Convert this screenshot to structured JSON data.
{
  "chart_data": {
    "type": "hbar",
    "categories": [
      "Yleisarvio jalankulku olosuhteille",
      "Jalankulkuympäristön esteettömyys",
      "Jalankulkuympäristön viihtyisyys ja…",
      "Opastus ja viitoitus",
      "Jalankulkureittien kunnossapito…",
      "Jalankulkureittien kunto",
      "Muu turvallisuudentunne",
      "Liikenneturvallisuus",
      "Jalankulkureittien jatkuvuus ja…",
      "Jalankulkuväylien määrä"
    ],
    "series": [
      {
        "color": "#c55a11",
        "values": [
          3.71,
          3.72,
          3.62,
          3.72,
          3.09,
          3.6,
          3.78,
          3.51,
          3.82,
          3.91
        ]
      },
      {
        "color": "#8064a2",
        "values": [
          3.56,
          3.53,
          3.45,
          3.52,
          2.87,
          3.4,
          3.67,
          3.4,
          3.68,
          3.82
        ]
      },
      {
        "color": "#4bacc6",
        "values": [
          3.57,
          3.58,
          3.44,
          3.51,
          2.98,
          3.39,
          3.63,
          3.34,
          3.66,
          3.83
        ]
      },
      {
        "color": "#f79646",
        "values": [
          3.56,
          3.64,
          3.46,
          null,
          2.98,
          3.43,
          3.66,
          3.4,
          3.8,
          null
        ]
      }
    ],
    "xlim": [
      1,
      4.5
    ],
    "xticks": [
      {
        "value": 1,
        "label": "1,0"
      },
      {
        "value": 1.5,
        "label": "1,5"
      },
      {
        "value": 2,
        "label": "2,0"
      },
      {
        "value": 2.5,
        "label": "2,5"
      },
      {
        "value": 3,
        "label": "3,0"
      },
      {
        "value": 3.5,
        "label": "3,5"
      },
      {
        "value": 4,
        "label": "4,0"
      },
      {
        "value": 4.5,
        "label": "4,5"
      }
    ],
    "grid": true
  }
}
--
Look for lines containing the string "label" and copy them all.

        "label": "1,0"
        "label": "1,5"
        "label": "2,0"
        "label": "2,5"
        "label": "3,0"
        "label": "3,5"
        "label": "4,0"
        "label": "4,5"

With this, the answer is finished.